● **EXERCISE BRIEF**
Rewrite the rows below with every "menu-item-price" changed to "dish-price", leaving everything else unchanged.

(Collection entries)
──────────────────────────────

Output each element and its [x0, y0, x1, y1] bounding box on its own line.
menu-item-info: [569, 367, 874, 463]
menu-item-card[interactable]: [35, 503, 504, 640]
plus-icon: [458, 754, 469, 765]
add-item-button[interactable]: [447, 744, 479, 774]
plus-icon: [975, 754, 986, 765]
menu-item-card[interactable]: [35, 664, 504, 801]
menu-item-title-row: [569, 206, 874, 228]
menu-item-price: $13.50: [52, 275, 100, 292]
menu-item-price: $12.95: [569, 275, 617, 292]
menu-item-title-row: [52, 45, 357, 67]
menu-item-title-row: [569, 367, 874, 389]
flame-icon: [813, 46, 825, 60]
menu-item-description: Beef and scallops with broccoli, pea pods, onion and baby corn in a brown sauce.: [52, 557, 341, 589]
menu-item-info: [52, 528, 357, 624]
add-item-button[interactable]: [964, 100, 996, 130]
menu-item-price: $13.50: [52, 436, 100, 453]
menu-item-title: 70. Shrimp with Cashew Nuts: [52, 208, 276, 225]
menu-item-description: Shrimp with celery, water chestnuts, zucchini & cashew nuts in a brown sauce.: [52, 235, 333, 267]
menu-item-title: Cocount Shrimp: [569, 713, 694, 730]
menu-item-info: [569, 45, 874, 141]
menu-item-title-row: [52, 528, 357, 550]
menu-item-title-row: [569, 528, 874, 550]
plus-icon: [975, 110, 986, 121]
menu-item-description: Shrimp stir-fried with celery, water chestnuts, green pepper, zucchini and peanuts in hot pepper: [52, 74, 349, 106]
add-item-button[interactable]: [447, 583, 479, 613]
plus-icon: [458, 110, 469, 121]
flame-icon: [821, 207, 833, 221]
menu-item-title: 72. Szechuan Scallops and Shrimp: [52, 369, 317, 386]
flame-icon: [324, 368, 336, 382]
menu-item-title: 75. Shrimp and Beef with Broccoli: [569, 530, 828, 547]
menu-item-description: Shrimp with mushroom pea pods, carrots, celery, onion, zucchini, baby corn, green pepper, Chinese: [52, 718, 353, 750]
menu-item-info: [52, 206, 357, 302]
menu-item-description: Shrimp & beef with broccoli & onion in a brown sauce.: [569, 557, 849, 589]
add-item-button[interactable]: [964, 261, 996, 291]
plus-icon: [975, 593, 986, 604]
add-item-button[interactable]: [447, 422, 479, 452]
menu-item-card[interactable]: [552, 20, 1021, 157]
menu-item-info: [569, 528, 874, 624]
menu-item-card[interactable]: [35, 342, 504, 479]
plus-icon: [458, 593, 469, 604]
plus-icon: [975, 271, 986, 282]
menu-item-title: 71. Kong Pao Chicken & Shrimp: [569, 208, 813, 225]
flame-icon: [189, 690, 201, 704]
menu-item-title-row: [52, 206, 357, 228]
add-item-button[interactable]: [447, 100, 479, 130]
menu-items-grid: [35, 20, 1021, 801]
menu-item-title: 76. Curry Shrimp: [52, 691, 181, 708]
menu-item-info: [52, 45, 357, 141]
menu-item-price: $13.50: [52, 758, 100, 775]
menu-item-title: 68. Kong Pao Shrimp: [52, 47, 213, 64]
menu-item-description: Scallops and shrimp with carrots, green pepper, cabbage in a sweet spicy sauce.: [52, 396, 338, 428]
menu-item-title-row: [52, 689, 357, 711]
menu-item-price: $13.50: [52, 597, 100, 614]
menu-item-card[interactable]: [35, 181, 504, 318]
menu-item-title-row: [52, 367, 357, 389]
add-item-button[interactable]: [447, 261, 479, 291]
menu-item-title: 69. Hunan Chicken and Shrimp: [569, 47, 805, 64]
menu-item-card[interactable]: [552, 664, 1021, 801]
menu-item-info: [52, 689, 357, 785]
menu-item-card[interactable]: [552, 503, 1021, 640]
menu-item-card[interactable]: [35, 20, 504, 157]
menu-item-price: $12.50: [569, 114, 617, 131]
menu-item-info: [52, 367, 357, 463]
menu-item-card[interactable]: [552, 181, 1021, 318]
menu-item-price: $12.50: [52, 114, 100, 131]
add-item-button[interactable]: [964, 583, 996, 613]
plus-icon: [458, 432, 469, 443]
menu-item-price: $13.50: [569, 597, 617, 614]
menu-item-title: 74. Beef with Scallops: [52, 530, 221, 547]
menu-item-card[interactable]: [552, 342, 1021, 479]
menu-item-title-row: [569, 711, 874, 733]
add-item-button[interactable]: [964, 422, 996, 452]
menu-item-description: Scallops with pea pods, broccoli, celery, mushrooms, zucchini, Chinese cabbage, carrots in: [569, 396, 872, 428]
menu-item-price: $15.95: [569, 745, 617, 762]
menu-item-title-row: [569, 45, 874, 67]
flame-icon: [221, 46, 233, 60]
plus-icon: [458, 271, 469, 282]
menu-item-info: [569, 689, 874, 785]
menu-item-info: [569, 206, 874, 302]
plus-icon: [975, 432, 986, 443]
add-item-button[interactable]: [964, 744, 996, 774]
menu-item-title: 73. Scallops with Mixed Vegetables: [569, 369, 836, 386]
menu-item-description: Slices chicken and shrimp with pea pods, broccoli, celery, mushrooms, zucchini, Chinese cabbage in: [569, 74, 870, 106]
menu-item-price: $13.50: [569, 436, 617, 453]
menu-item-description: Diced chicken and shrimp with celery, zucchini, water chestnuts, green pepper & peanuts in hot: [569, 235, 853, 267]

──────────────────────────────

● **THE ANSWER**
Output each element and its [x0, y0, x1, y1] bounding box on its own line.
menu-item-info: [569, 367, 874, 463]
menu-item-card[interactable]: [35, 503, 504, 640]
plus-icon: [458, 754, 469, 765]
add-item-button[interactable]: [447, 744, 479, 774]
plus-icon: [975, 754, 986, 765]
menu-item-card[interactable]: [35, 664, 504, 801]
menu-item-title-row: [569, 206, 874, 228]
dish-price: $13.50: [52, 275, 100, 292]
dish-price: $12.95: [569, 275, 617, 292]
menu-item-title-row: [52, 45, 357, 67]
menu-item-title-row: [569, 367, 874, 389]
flame-icon: [813, 46, 825, 60]
menu-item-description: Beef and scallops with broccoli, pea pods, onion and baby corn in a brown sauce.: [52, 557, 341, 589]
menu-item-info: [52, 528, 357, 624]
add-item-button[interactable]: [964, 100, 996, 130]
dish-price: $13.50: [52, 436, 100, 453]
menu-item-title: 70. Shrimp with Cashew Nuts: [52, 208, 276, 225]
menu-item-description: Shrimp with celery, water chestnuts, zucchini & cashew nuts in a brown sauce.: [52, 235, 333, 267]
menu-item-title: Cocount Shrimp: [569, 713, 694, 730]
menu-item-info: [569, 45, 874, 141]
menu-item-title-row: [52, 528, 357, 550]
menu-item-title-row: [569, 528, 874, 550]
plus-icon: [975, 110, 986, 121]
menu-item-description: Shrimp stir-fried with celery, water chestnuts, green pepper, zucchini and peanuts in hot pepper: [52, 74, 349, 106]
add-item-button[interactable]: [447, 583, 479, 613]
plus-icon: [458, 110, 469, 121]
flame-icon: [821, 207, 833, 221]
menu-item-title: 72. Szechuan Scallops and Shrimp: [52, 369, 317, 386]
flame-icon: [324, 368, 336, 382]
menu-item-title: 75. Shrimp and Beef with Broccoli: [569, 530, 828, 547]
menu-item-description: Shrimp with mushroom pea pods, carrots, celery, onion, zucchini, baby corn, green pepper, Chinese: [52, 718, 353, 750]
menu-item-info: [52, 206, 357, 302]
menu-item-description: Shrimp & beef with broccoli & onion in a brown sauce.: [569, 557, 849, 589]
add-item-button[interactable]: [964, 261, 996, 291]
plus-icon: [975, 593, 986, 604]
add-item-button[interactable]: [447, 422, 479, 452]
menu-item-card[interactable]: [552, 20, 1021, 157]
menu-item-info: [569, 528, 874, 624]
menu-item-card[interactable]: [35, 342, 504, 479]
plus-icon: [458, 593, 469, 604]
plus-icon: [975, 271, 986, 282]
menu-item-title: 71. Kong Pao Chicken & Shrimp: [569, 208, 813, 225]
flame-icon: [189, 690, 201, 704]
menu-item-title-row: [52, 206, 357, 228]
add-item-button[interactable]: [447, 100, 479, 130]
menu-items-grid: [35, 20, 1021, 801]
menu-item-title: 76. Curry Shrimp: [52, 691, 181, 708]
menu-item-info: [52, 45, 357, 141]
dish-price: $13.50: [52, 758, 100, 775]
menu-item-title: 68. Kong Pao Shrimp: [52, 47, 213, 64]
menu-item-description: Scallops and shrimp with carrots, green pepper, cabbage in a sweet spicy sauce.: [52, 396, 338, 428]
menu-item-title-row: [52, 689, 357, 711]
dish-price: $13.50: [52, 597, 100, 614]
menu-item-card[interactable]: [35, 181, 504, 318]
menu-item-title-row: [52, 367, 357, 389]
add-item-button[interactable]: [447, 261, 479, 291]
menu-item-title: 69. Hunan Chicken and Shrimp: [569, 47, 805, 64]
menu-item-card[interactable]: [552, 664, 1021, 801]
menu-item-info: [52, 689, 357, 785]
menu-item-card[interactable]: [552, 503, 1021, 640]
menu-item-card[interactable]: [35, 20, 504, 157]
dish-price: $12.50: [569, 114, 617, 131]
menu-item-info: [52, 367, 357, 463]
menu-item-card[interactable]: [552, 181, 1021, 318]
dish-price: $12.50: [52, 114, 100, 131]
add-item-button[interactable]: [964, 583, 996, 613]
plus-icon: [458, 432, 469, 443]
dish-price: $13.50: [569, 597, 617, 614]
menu-item-title: 74. Beef with Scallops: [52, 530, 221, 547]
menu-item-card[interactable]: [552, 342, 1021, 479]
menu-item-title-row: [569, 711, 874, 733]
add-item-button[interactable]: [964, 422, 996, 452]
menu-item-description: Scallops with pea pods, broccoli, celery, mushrooms, zucchini, Chinese cabbage, carrots in: [569, 396, 872, 428]
dish-price: $15.95: [569, 745, 617, 762]
menu-item-title-row: [569, 45, 874, 67]
flame-icon: [221, 46, 233, 60]
plus-icon: [458, 271, 469, 282]
menu-item-info: [569, 689, 874, 785]
menu-item-info: [569, 206, 874, 302]
plus-icon: [975, 432, 986, 443]
add-item-button[interactable]: [964, 744, 996, 774]
menu-item-title: 73. Scallops with Mixed Vegetables: [569, 369, 836, 386]
menu-item-description: Slices chicken and shrimp with pea pods, broccoli, celery, mushrooms, zucchini, Chinese cabbage in: [569, 74, 870, 106]
dish-price: $13.50: [569, 436, 617, 453]
menu-item-description: Diced chicken and shrimp with celery, zucchini, water chestnuts, green pepper & peanuts in hot: [569, 235, 853, 267]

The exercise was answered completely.